▶ **DESCRIPTION OF THE TASK**
Go through the material below and copy all lines with "within".

▶ **AVAILABLE RECORDS**
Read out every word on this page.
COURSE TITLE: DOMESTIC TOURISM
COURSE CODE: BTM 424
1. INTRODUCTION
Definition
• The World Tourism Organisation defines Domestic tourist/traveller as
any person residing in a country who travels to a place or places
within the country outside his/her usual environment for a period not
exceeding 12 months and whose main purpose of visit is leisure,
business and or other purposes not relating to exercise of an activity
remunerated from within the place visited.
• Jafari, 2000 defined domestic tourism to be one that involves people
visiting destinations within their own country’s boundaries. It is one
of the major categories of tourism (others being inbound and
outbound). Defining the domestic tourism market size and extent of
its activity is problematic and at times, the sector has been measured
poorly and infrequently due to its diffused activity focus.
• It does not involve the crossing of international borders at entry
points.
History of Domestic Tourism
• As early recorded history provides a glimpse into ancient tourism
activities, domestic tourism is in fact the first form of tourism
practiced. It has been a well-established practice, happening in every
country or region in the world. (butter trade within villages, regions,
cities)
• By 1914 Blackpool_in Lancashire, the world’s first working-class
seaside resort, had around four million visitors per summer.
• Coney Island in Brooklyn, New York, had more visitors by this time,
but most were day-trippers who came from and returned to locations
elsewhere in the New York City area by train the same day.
--
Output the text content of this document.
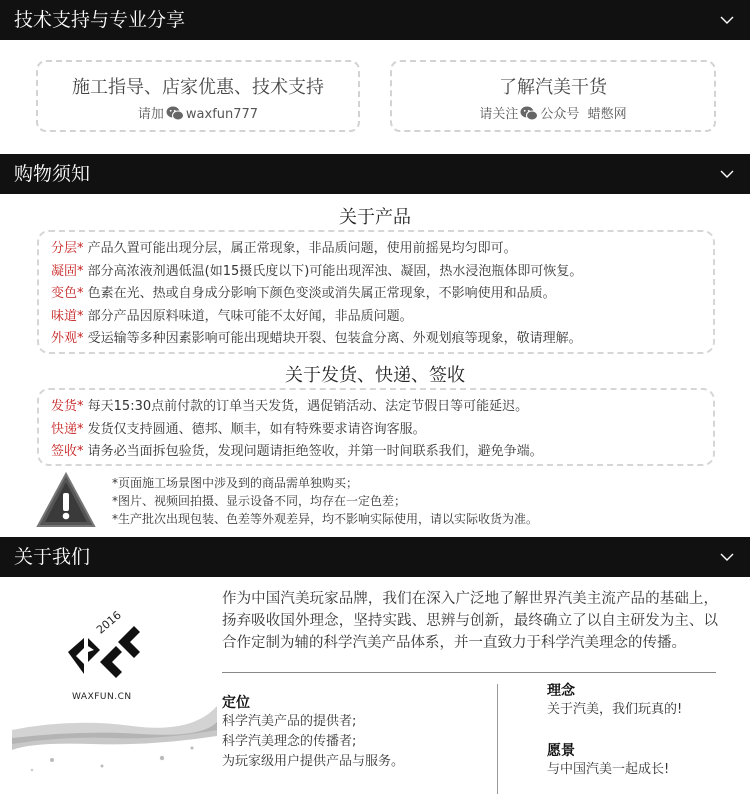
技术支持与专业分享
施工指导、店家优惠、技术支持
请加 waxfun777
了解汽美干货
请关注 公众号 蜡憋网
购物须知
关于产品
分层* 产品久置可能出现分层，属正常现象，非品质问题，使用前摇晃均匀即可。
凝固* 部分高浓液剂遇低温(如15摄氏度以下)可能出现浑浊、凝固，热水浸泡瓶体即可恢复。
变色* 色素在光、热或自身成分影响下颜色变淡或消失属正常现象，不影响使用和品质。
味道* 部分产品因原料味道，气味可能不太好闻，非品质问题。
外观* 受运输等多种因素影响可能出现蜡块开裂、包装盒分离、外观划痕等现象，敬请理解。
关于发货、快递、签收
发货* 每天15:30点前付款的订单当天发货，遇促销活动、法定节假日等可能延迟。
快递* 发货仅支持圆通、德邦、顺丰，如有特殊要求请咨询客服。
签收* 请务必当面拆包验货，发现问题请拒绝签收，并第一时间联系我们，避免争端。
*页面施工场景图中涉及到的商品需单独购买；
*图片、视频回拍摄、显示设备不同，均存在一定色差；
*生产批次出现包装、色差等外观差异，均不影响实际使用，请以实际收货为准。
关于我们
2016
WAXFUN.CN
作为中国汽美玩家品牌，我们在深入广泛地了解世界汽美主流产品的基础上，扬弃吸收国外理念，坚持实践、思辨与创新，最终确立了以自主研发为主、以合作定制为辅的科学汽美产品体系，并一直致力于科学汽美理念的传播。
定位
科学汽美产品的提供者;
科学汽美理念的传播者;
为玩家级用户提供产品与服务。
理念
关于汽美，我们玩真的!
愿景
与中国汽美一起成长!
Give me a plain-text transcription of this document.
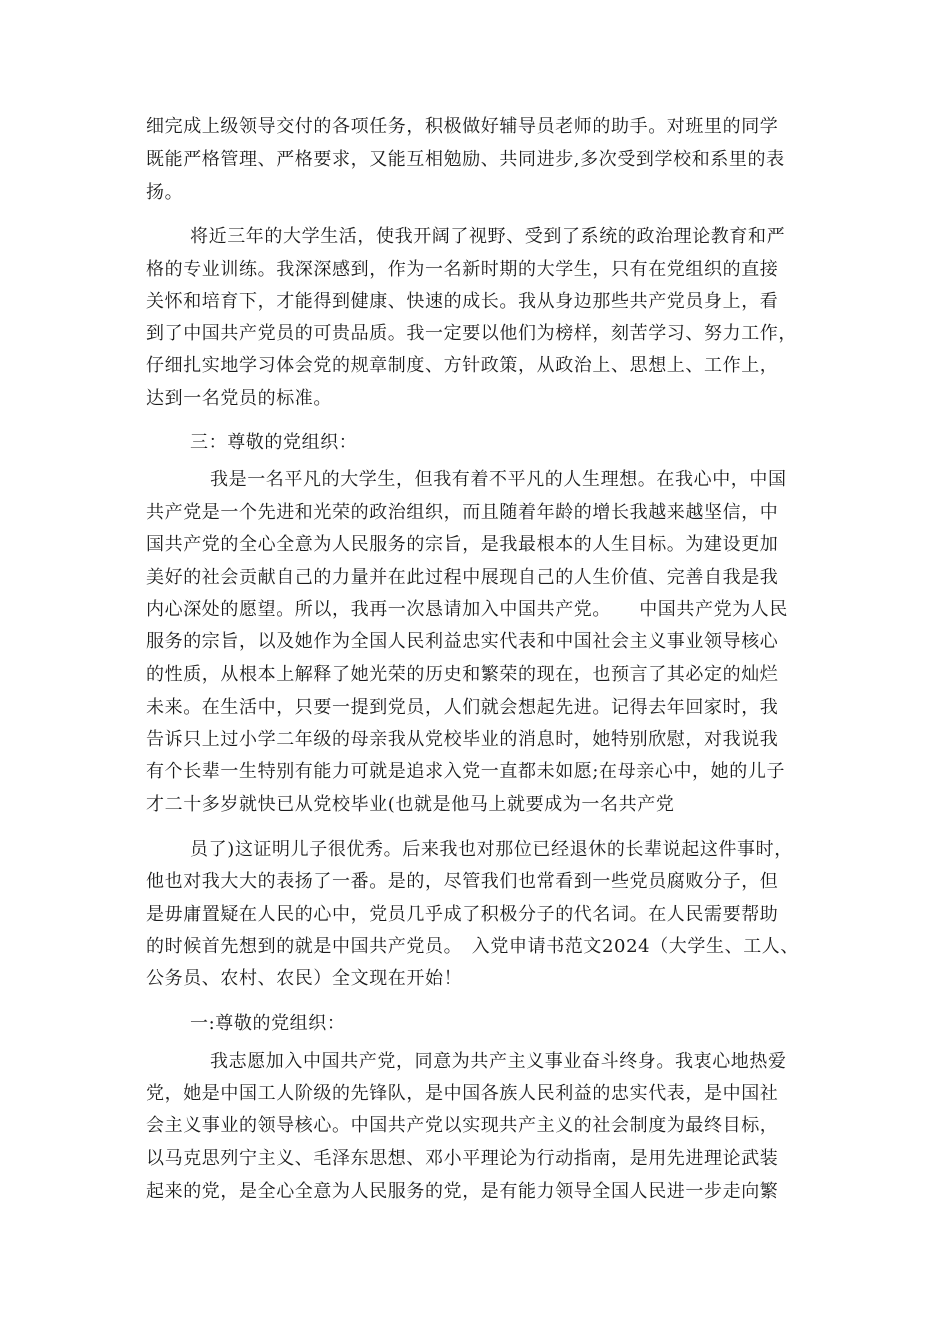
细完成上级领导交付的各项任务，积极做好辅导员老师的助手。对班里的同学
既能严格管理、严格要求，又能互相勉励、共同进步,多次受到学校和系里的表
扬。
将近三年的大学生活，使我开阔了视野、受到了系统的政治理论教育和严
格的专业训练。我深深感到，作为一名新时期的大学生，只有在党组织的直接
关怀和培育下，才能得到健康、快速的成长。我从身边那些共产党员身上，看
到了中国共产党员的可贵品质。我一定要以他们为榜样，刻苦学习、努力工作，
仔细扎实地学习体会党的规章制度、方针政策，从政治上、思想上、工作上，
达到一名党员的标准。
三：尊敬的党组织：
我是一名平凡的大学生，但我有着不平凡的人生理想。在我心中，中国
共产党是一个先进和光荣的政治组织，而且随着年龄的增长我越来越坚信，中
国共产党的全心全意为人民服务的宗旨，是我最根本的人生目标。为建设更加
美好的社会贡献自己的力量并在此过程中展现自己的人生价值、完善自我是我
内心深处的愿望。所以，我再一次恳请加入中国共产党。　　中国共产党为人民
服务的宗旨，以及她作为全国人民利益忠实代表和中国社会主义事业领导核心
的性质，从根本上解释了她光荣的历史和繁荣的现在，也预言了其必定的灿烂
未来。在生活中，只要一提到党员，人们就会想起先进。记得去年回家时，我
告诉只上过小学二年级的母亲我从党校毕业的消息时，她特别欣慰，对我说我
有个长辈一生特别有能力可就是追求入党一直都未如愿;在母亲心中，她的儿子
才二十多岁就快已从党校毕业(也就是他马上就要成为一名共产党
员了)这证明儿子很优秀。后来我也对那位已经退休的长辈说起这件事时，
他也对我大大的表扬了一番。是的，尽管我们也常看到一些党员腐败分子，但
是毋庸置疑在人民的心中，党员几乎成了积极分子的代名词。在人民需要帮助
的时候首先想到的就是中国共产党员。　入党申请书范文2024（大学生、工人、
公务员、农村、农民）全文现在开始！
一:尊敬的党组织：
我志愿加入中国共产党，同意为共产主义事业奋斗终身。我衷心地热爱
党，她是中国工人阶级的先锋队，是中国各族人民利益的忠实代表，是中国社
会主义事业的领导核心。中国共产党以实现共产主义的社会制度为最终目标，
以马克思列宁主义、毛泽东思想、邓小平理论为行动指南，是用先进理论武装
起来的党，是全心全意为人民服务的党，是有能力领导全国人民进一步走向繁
...
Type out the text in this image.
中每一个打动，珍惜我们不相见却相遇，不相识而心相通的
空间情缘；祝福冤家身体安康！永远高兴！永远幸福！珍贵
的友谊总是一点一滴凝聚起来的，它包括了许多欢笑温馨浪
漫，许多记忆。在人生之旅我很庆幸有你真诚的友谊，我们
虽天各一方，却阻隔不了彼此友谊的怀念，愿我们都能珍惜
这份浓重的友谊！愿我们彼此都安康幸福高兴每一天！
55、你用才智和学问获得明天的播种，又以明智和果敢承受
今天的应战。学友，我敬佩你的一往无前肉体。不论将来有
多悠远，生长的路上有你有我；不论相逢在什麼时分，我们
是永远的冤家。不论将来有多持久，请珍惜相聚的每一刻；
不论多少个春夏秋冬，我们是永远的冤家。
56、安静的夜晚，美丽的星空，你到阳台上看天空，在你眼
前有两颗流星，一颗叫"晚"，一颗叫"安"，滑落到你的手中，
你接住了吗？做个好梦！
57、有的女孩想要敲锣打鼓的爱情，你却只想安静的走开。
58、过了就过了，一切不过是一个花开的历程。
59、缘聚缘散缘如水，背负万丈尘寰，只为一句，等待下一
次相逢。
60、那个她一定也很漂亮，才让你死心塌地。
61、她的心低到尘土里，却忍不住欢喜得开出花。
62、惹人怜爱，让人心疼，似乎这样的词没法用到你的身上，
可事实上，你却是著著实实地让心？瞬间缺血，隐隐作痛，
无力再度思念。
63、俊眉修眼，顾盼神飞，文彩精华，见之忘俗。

▶ **SOLUTION TO THE PROBLEM**
within the country outside his/her usual environment for a period not
remunerated from within the place visited.
visiting destinations within their own country’s boundaries. It is one
country or region in the world. (butter trade within villages, regions,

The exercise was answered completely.